> _Record excerpts_:
★ ★ ★
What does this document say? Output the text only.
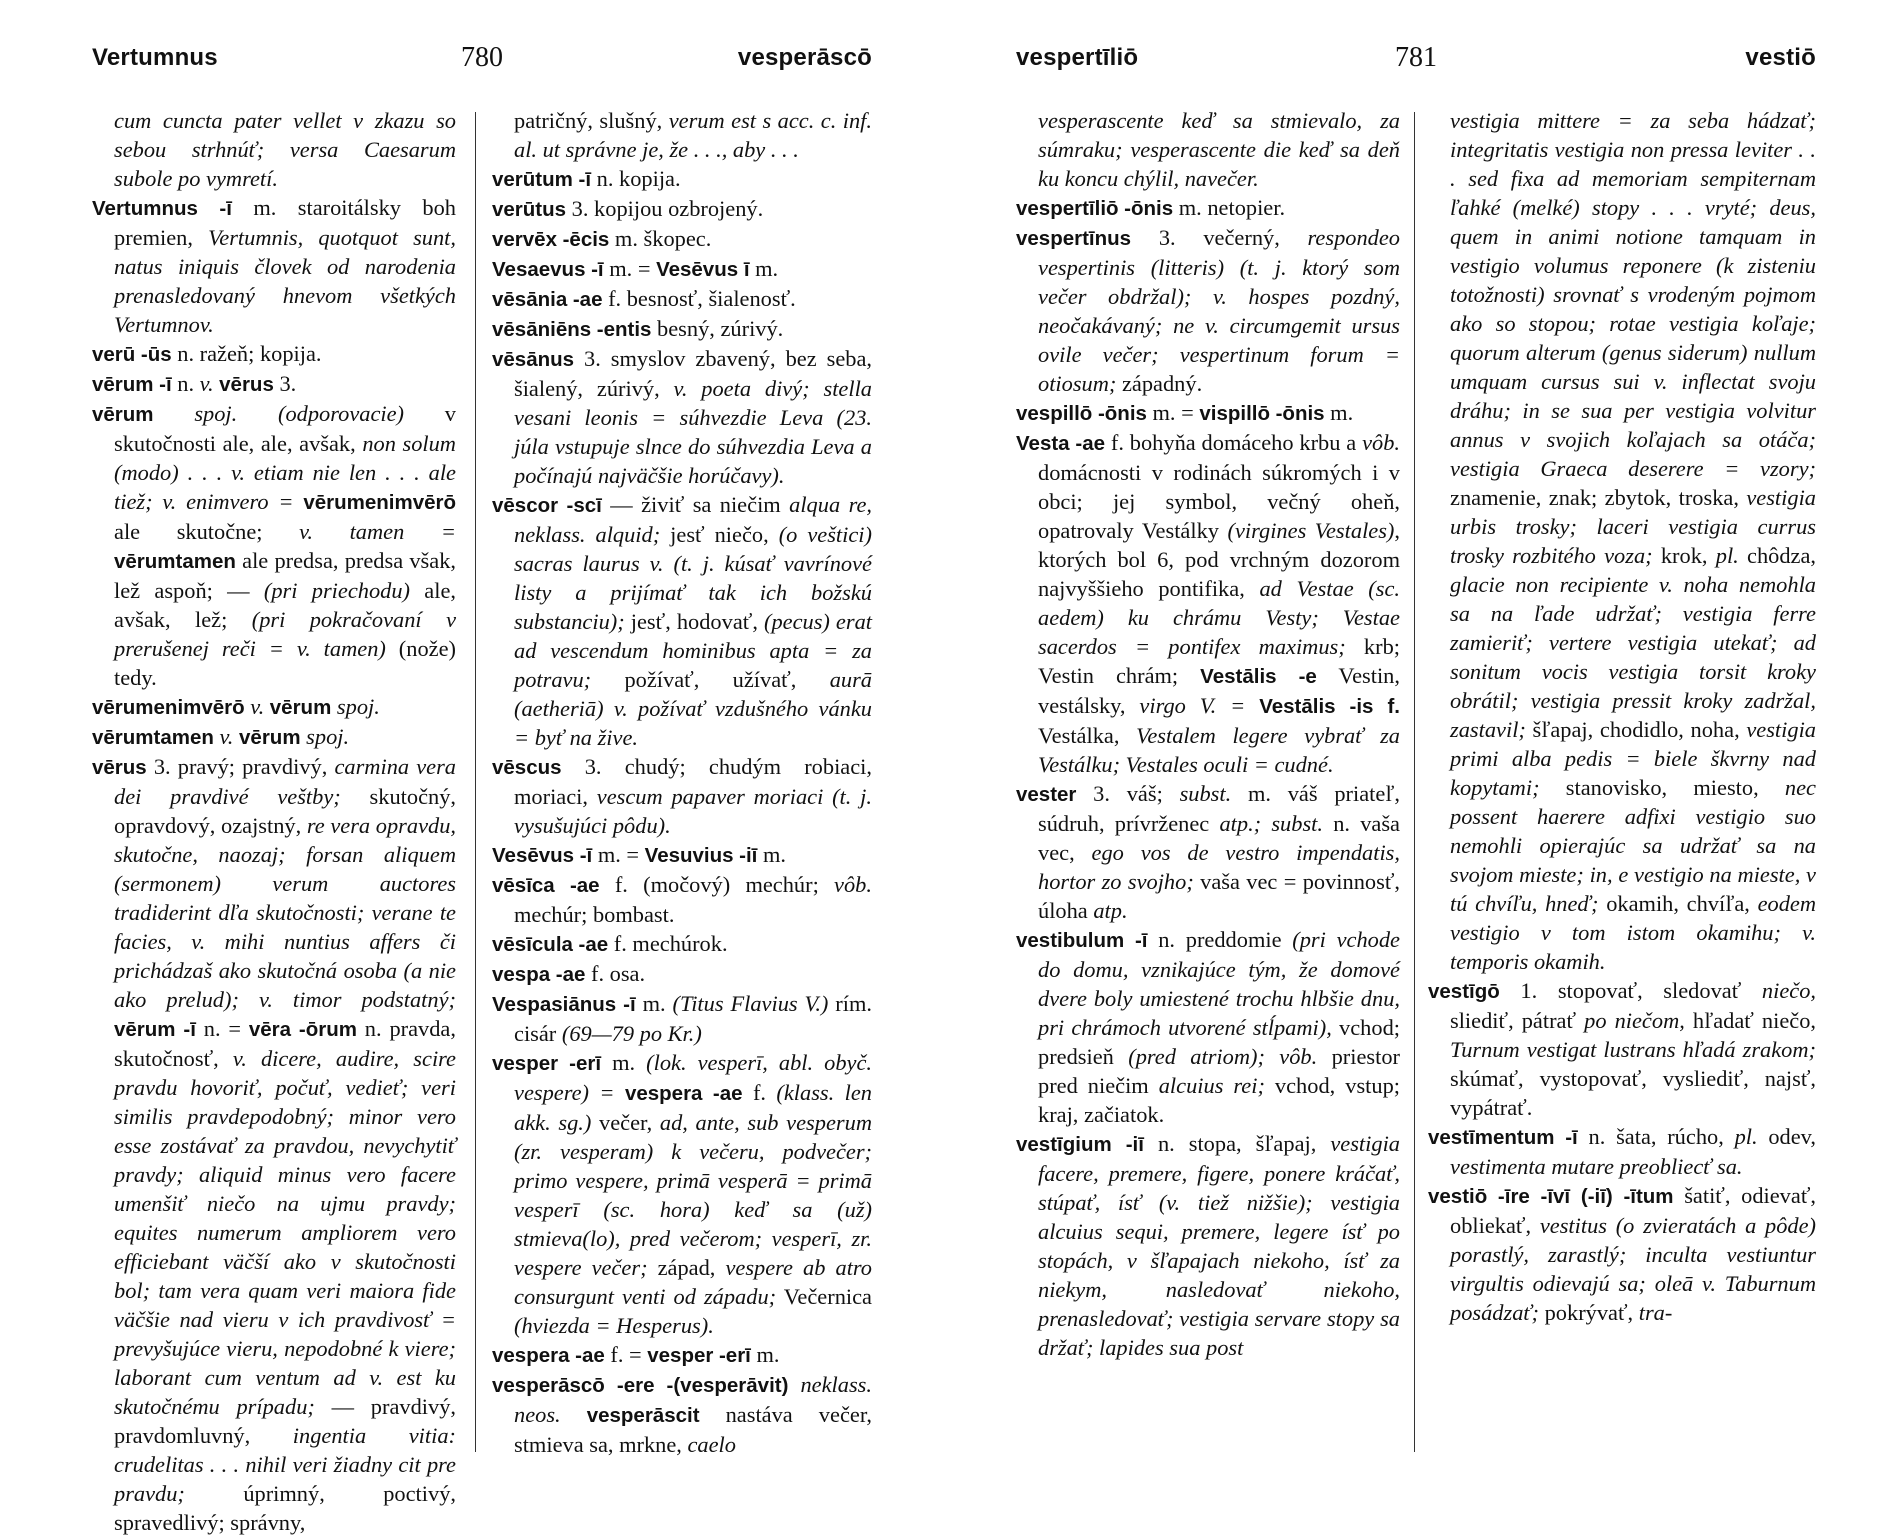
Vertumnus	780	vesperāscō

cum cuncta pater vellet v zkazu so sebou strhnúť; versa Caesarum subole po vymretí.

Vertumnus -ī m. staroitálsky boh premien, Vertumnis, quotquot sunt, natus iniquis človek od narodenia prenasledovaný hnevom všetkých Vertumnov.

verū -ūs n. ražeň; kopija.

vērum -ī n. v. vērus 3.

vērum spoj. (odporovacie) v skutočnosti ale, ale, avšak, non solum (modo) . . . v. etiam nie len . . . ale tiež; v. enimvero = vērumenimvērō ale skutočne; v. tamen = vērumtamen ale predsa, predsa však, lež aspoň; — (pri priechodu) ale, avšak, lež; (pri pokračovaní v prerušenej reči = v. tamen) (nože) tedy.

vērumenimvērō v. vērum spoj.

vērumtamen v. vērum spoj.

vērus 3. pravý; pravdivý, carmina vera dei pravdivé veštby; skutočný, opravdový, ozajstný, re vera opravdu, skutočne, naozaj; forsan aliquem (sermonem) verum auctores tradiderint dľa skutočnosti; verane te facies, v. mihi nuntius affers či prichádzaš ako skutočná osoba (a nie ako prelud); v. timor podstatný; vērum -ī n. = vēra -ōrum n. pravda, skutočnosť, v. dicere, audire, scire pravdu hovoriť, počuť, vedieť; veri similis pravdepodobný; minor vero esse zostávať za pravdou, nevychytiť pravdy; aliquid minus vero facere umenšiť niečo na ujmu pravdy; equites numerum ampliorem vero efficiebant väčší ako v skutočnosti bol; tam vera quam veri maiora fide väčšie nad vieru v ich pravdivosť = prevyšujúce vieru, nepodobné k viere; laborant cum ventum ad v. est ku skutočnému prípadu; — pravdivý, pravdomluvný, ingentia vitia: crudelitas . . . nihil veri žiadny cit pre pravdu; úprimný, poctivý, spravedlivý; správny,

patričný, slušný, verum est s acc. c. inf. al. ut správne je, že . . ., aby . . .

verūtum -ī n. kopija.

verūtus 3. kopijou ozbrojený.

vervēx -ēcis m. škopec.

Vesaevus -ī m. = Vesēvus ī m.

vēsānia -ae f. besnosť, šialenosť.

vēsāniēns -entis besný, zúrivý.

vēsānus 3. smyslov zbavený, bez seba, šialený, zúrivý, v. poeta divý; stella vesani leonis = súhvezdie Leva (23. júla vstupuje slnce do súhvezdia Leva a počínajú najväčšie horúčavy).

vēscor -scī — živiť sa niečim alqua re, neklass. alquid; jesť niečo, (o veštici) sacras laurus v. (t. j. kúsať vavrínové listy a prijímať tak ich božskú substanciu); jesť, hodovať, (pecus) erat ad vescendum hominibus apta = za potravu; požívať, užívať, aurā (aetheriā) v. požívať vzdušného vánku = byť na žive.

vēscus 3. chudý; chudým robiaci, moriaci, vescum papaver moriaci (t. j. vysušujúci pôdu).

Vesēvus -ī m. = Vesuvius -iī m.

vēsīca -ae f. (močový) mechúr; vôb. mechúr; bombast.

vēsīcula -ae f. mechúrok.

vespa -ae f. osa.

Vespasiānus -ī m. (Titus Flavius V.) rím. cisár (69—79 po Kr.)

vesper -erī m. (lok. vesperī, abl. obyč. vespere) = vespera -ae f. (klass. len akk. sg.) večer, ad, ante, sub vesperum (zr. vesperam) k večeru, podvečer; primo vespere, primā vesperā = primā vesperī (sc. hora) keď sa (už) stmieva(lo), pred večerom; vesperī, zr. vespere večer; západ, vespere ab atro consurgunt venti od západu; Večernica (hviezda = Hesperus).

vespera -ae f. = vesper -erī m.

vesperāscō -ere -(vesperāvit) neklass. neos. vesperāscit nastáva večer, stmieva sa, mrkne, caelo

vespertīliō	781	vestiō

vesperascente keď sa stmievalo, za súmraku; vesperascente die keď sa deň ku koncu chýlil, navečer.

vespertīliō -ōnis m. netopier.

vespertīnus 3. večerný, respondeo vespertinis (litteris) (t. j. ktorý som večer obdržal); v. hospes pozdný, neočakávaný; ne v. circumgemit ursus ovile večer; vespertinum forum = otiosum; západný.

vespillō -ōnis m. = vispillō -ōnis m.

Vesta -ae f. bohyňa domáceho krbu a vôb. domácnosti v rodinách súkromých i v obci; jej symbol, večný oheň, opatrovaly Vestálky (virgines Vestales), ktorých bol 6, pod vrchným dozorom najvyššieho pontifika, ad Vestae (sc. aedem) ku chrámu Vesty; Vestae sacerdos = pontifex maximus; krb; Vestin chrám; Vestālis -e Vestin, vestálsky, virgo V. = Vestālis -is f. Vestálka, Vestalem legere vybrať za Vestálku; Vestales oculi = cudné.

vester 3. váš; subst. m. váš priateľ, súdruh, prívrženec atp.; subst. n. vaša vec, ego vos de vestro impendatis, hortor zo svojho; vaša vec = povinnosť, úloha atp.

vestibulum -ī n. preddomie (pri vchode do domu, vznikajúce tým, že domové dvere boly umiestené trochu hlbšie dnu, pri chrámoch utvorené stĺpami), vchod; predsieň (pred atriom); vôb. priestor pred niečim alcuius rei; vchod, vstup; kraj, začiatok.

vestīgium -iī n. stopa, šľapaj, vestigia facere, premere, figere, ponere kráčať, stúpať, ísť (v. tiež nižšie); vestigia alcuius sequi, premere, legere ísť po stopách, v šľapajach niekoho, ísť za niekym, nasledovať niekoho, prenasledovať; vestigia servare stopy sa držať; lapides sua post

vestigia mittere = za seba hádzať; integritatis vestigia non pressa leviter . . . sed fixa ad memoriam sempiternam ľahké (melké) stopy . . . vryté; deus, quem in animi notione tamquam in vestigio volumus reponere (k zisteniu totožnosti) srovnať s vrodeným pojmom ako so stopou; rotae vestigia koľaje; quorum alterum (genus siderum) nullum umquam cursus sui v. inflectat svoju dráhu; in se sua per vestigia volvitur annus v svojich koľajach sa otáča; vestigia Graeca deserere = vzory; znamenie, znak; zbytok, troska, vestigia urbis trosky; laceri vestigia currus trosky rozbitého voza; krok, pl. chôdza, glacie non recipiente v. noha nemohla sa na ľade udržať; vestigia ferre zamieriť; vertere vestigia utekať; ad sonitum vocis vestigia torsit kroky obrátil; vestigia pressit kroky zadržal, zastavil; šľapaj, chodidlo, noha, vestigia primi alba pedis = biele škvrny nad kopytami; stanovisko, miesto, nec possent haerere adfixi vestigio suo nemohli opierajúc sa udržať sa na svojom mieste; in, e vestigio na mieste, v tú chvíľu, hneď; okamih, chvíľa, eodem vestigio v tom istom okamihu; v. temporis okamih.

vestīgō 1. stopovať, sledovať niečo, sliediť, pátrať po niečom, hľadať niečo, Turnum vestigat lustrans hľadá zrakom; skúmať, vystopovať, vysliediť, najsť, vypátrať.

vestīmentum -ī n. šata, rúcho, pl. odev, vestimenta mutare preobliecť sa.

vestiō -īre -īvī (-iī) -ītum šatiť, odievať, obliekať, vestitus (o zvieratách a pôde) porastlý, zarastlý; inculta vestiuntur virgultis odievajú sa; oleā v. Taburnum posádzať; pokrývať, tra-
★ ★ ★
> _What to produce_: Choose all lines containing the string "vērum" and copy them out.

> _Response_:
vērum -ī n. v. vērus 3.
vērum spoj. (odporovacie) v skutočnosti ale, ale, avšak, non solum (modo) . . . v. etiam nie len . . . ale tiež; v. enimvero = vērumenimvērō ale skutočne; v. tamen = vērumtamen ale predsa, predsa však, lež aspoň; — (pri priechodu) ale, avšak, lež; (pri pokračovaní v prerušenej reči = v. tamen) (nože) tedy.
vērumenimvērō v. vērum spoj.
vērumtamen v. vērum spoj.
vērus 3. pravý; pravdivý, carmina vera dei pravdivé veštby; skutočný, opravdový, ozajstný, re vera opravdu, skutočne, naozaj; forsan aliquem (sermonem) verum auctores tradiderint dľa skutočnosti; verane te facies, v. mihi nuntius affers či prichádzaš ako skutočná osoba (a nie ako prelud); v. timor podstatný; vērum -ī n. = vēra -ōrum n. pravda, skutočnosť, v. dicere, audire, scire pravdu hovoriť, počuť, vedieť; veri similis pravdepodobný; minor vero esse zostávať za pravdou, nevychytiť pravdy; aliquid minus vero facere umenšiť niečo na ujmu pravdy; equites numerum ampliorem vero efficiebant väčší ako v skutočnosti bol; tam vera quam veri maiora fide väčšie nad vieru v ich pravdivosť = prevyšujúce vieru, nepodobné k viere; laborant cum ventum ad v. est ku skutočnému prípadu; — pravdivý, pravdomluvný, ingentia vitia: crudelitas . . . nihil veri žiadny cit pre pravdu; úprimný, poctivý, spravedlivý; správny,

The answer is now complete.